Exercise brief: Find the string "remaining" and gather every line that holds it.

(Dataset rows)
## BEGIN

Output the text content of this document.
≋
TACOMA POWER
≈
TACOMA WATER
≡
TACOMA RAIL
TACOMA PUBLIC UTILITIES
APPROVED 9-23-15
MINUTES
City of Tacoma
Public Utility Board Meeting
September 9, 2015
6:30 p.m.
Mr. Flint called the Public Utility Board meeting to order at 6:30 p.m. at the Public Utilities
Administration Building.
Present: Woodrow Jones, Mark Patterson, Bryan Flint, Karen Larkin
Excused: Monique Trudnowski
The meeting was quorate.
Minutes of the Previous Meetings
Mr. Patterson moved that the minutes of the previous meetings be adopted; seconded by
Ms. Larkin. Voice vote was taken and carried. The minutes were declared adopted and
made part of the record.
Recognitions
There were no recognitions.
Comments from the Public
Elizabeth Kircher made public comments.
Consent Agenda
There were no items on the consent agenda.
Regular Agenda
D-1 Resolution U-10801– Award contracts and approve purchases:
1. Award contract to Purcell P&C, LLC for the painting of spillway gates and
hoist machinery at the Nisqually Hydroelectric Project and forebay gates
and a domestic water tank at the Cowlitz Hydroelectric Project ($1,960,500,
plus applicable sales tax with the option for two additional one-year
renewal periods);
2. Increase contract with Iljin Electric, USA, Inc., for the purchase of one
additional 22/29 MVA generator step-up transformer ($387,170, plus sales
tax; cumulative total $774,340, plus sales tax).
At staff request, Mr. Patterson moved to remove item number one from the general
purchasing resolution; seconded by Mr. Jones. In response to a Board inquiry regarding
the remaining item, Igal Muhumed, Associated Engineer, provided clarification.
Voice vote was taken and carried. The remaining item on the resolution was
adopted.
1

## END

Exercise response:
the remaining item, Igal Muhumed, Associated Engineer, provided clarification.
Voice vote was taken and carried. The remaining item on the resolution was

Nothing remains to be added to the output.